* _STATED EXERCISE_:
Count the lines below that contain the word "title" and give only the number.

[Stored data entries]
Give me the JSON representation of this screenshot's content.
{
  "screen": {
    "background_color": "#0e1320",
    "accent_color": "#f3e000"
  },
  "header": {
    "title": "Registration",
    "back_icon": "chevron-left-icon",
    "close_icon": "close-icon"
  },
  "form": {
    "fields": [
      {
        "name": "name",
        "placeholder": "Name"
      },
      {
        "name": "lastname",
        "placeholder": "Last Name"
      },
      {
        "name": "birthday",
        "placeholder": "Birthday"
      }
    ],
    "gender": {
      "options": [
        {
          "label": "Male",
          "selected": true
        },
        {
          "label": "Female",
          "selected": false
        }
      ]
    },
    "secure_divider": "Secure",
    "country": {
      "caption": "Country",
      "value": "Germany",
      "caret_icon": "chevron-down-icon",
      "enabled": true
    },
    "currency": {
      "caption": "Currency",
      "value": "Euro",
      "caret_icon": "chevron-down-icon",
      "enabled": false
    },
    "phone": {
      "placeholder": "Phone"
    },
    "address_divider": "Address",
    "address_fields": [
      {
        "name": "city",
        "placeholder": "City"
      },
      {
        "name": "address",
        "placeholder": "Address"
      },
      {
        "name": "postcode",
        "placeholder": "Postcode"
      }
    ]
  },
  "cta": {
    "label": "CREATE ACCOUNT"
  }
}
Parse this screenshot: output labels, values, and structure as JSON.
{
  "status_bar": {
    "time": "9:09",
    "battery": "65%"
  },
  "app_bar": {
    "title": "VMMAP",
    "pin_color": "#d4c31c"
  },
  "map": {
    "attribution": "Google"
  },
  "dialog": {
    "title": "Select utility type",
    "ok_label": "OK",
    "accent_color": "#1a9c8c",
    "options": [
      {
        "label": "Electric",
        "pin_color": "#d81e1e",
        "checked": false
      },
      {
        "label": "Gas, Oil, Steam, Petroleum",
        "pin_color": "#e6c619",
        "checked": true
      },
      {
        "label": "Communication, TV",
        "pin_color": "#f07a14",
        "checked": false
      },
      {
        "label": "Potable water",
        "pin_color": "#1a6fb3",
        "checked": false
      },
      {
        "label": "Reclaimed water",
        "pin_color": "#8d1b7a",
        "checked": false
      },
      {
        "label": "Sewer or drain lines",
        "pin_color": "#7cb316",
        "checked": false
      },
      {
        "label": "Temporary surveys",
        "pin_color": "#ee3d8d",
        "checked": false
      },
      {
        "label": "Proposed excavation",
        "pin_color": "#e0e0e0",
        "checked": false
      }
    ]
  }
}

* _COMPLETE ANSWER_:
3